Transcribe the listing word for word.

Stored data
============

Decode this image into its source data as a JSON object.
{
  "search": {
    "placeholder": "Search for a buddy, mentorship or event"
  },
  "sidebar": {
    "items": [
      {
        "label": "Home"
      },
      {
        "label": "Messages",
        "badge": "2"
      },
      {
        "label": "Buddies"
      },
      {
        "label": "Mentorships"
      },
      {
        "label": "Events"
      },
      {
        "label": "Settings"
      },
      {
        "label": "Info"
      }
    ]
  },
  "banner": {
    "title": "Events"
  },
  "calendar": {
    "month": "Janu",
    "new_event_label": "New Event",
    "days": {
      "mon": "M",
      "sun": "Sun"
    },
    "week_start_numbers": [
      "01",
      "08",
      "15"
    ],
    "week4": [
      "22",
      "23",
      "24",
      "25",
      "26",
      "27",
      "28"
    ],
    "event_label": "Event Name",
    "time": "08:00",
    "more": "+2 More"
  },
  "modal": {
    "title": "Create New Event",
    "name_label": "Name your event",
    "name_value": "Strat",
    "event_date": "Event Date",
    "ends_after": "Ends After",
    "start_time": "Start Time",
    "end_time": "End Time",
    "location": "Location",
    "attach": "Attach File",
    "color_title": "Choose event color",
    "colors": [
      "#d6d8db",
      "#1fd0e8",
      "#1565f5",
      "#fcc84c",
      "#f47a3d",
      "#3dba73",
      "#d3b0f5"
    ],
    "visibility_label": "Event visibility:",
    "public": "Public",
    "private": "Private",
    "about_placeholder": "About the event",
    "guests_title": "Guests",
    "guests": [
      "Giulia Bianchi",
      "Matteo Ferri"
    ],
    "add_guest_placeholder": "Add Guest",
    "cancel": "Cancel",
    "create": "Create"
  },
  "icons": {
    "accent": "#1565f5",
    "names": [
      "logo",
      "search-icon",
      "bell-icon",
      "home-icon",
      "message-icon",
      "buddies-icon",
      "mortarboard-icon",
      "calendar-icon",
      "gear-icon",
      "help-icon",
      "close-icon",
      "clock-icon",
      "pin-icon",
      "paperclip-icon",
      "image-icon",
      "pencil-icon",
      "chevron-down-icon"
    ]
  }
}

============

→ EXPECTED ANSWER
Decode this image into its source data as a JSON object.
{
  "search": {
    "placeholder": "Search for a buddy, mentorship or event"
  },
  "sidebar": {
    "items": [
      {
        "label": "Home"
      },
      {
        "label": "Messages",
        "badge": "2"
      },
      {
        "label": "Buddies"
      },
      {
        "label": "Mentorships"
      },
      {
        "label": "Events"
      },
      {
        "label": "Settings"
      },
      {
        "label": "Info"
      }
    ]
  },
  "banner": {
    "title": "Events"
  },
  "calendar": {
    "month": "Janu",
    "new_event_label": "New Event",
    "days": {
      "mon": "M",
      "sun": "Sun"
    },
    "week_start_numbers": [
      "01",
      "08",
      "15"
    ],
    "week4": [
      "22",
      "23",
      "24",
      "25",
      "26",
      "27",
      "28"
    ],
    "event_label": "Event Name",
    "time": "08:00",
    "more": "+2 More"
  },
  "modal": {
    "title": "Create New Event",
    "name_label": "Name your event",
    "name_value": "Strat",
    "event_date": "Event Date",
    "ends_after": "Ends After",
    "start_time": "Start Time",
    "end_time": "End Time",
    "location": "Location",
    "attach": "Attach File",
    "color_title": "Choose event color",
    "colors": [
      "#d6d8db",
      "#1fd0e8",
      "#1565f5",
      "#fcc84c",
      "#f47a3d",
      "#3dba73",
      "#d3b0f5"
    ],
    "visibility_label": "Event visibility:",
    "public": "Public",
    "private": "Private",
    "about_placeholder": "About the event",
    "guests_title": "Guests",
    "guests": [
      "Giulia Bianchi",
      "Matteo Ferri"
    ],
    "add_guest_placeholder": "Add Guest",
    "cancel": "Cancel",
    "create": "Create"
  },
  "icons": {
    "accent": "#1565f5",
    "names": [
      "logo",
      "search-icon",
      "bell-icon",
      "home-icon",
      "message-icon",
      "buddies-icon",
      "mortarboard-icon",
      "calendar-icon",
      "gear-icon",
      "help-icon",
      "close-icon",
      "clock-icon",
      "pin-icon",
      "paperclip-icon",
      "image-icon",
      "pencil-icon",
      "chevron-down-icon"
    ]
  }
}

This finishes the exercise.